▸ **AIM**:
Exclude the pictures, then copy all remaining records exactly.

━━━━━ EXTRACTED ENTRIES

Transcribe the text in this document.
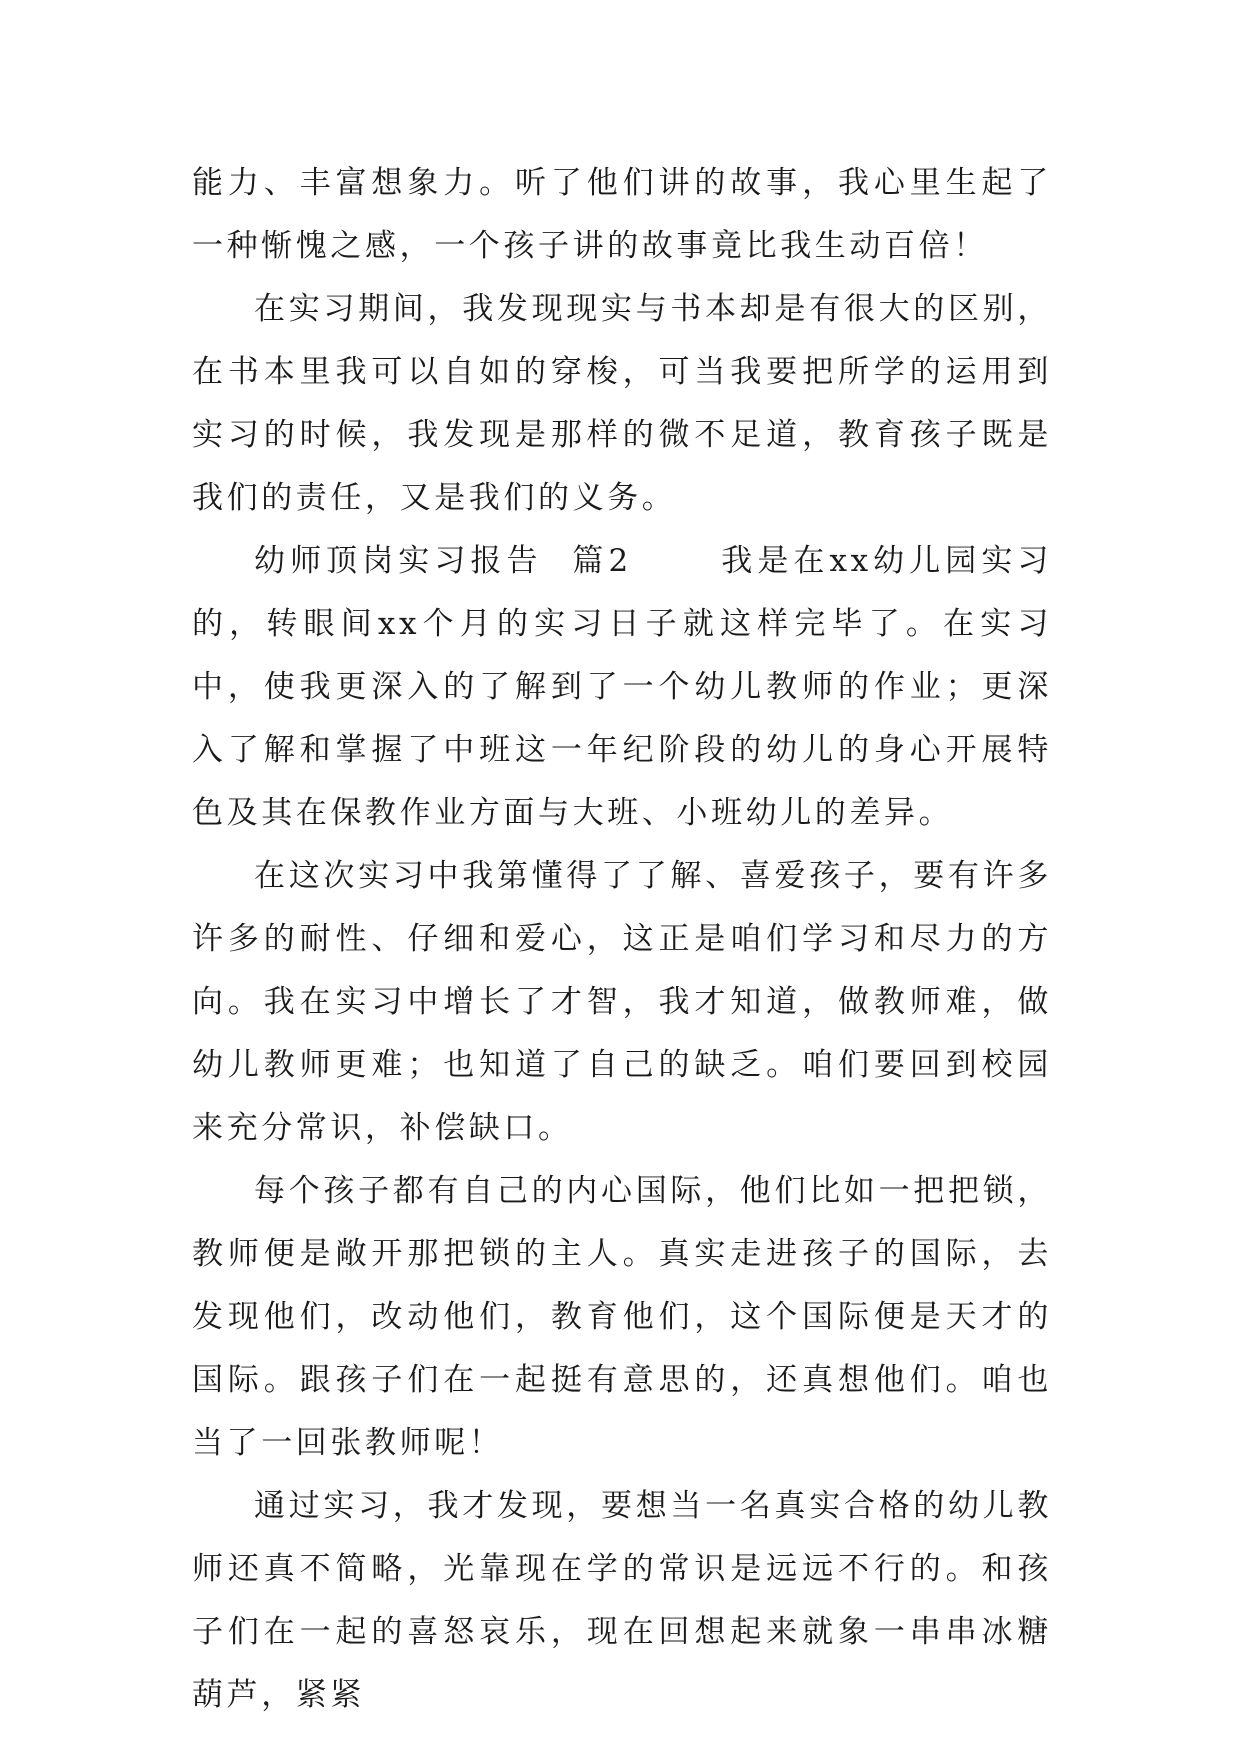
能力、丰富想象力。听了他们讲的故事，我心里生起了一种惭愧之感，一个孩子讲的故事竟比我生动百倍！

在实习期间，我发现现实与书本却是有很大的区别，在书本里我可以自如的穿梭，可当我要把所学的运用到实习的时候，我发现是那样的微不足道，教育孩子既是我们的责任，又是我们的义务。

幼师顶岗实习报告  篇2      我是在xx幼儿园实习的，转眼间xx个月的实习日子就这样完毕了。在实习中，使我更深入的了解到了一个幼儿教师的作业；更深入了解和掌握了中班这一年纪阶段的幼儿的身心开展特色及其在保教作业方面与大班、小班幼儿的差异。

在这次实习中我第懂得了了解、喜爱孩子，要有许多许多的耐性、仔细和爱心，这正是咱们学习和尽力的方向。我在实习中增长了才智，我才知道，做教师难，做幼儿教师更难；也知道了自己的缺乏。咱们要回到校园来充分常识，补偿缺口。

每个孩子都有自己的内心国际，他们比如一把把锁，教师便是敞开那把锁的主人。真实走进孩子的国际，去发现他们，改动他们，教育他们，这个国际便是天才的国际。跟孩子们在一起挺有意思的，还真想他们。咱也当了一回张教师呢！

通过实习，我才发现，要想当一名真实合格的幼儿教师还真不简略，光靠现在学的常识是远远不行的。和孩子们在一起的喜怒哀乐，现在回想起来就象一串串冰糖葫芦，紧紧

━━━━━━━━━━

▸ **TASK RESPONSE**:
Transcribe the text in this document.
能力、丰富想象力。听了他们讲的故事，我心里生起了一种惭愧之感，一个孩子讲的故事竟比我生动百倍！

在实习期间，我发现现实与书本却是有很大的区别，在书本里我可以自如的穿梭，可当我要把所学的运用到实习的时候，我发现是那样的微不足道，教育孩子既是我们的责任，又是我们的义务。

幼师顶岗实习报告  篇2      我是在xx幼儿园实习的，转眼间xx个月的实习日子就这样完毕了。在实习中，使我更深入的了解到了一个幼儿教师的作业；更深入了解和掌握了中班这一年纪阶段的幼儿的身心开展特色及其在保教作业方面与大班、小班幼儿的差异。

在这次实习中我第懂得了了解、喜爱孩子，要有许多许多的耐性、仔细和爱心，这正是咱们学习和尽力的方向。我在实习中增长了才智，我才知道，做教师难，做幼儿教师更难；也知道了自己的缺乏。咱们要回到校园来充分常识，补偿缺口。

每个孩子都有自己的内心国际，他们比如一把把锁，教师便是敞开那把锁的主人。真实走进孩子的国际，去发现他们，改动他们，教育他们，这个国际便是天才的国际。跟孩子们在一起挺有意思的，还真想他们。咱也当了一回张教师呢！

通过实习，我才发现，要想当一名真实合格的幼儿教师还真不简略，光靠现在学的常识是远远不行的。和孩子们在一起的喜怒哀乐，现在回想起来就象一串串冰糖葫芦，紧紧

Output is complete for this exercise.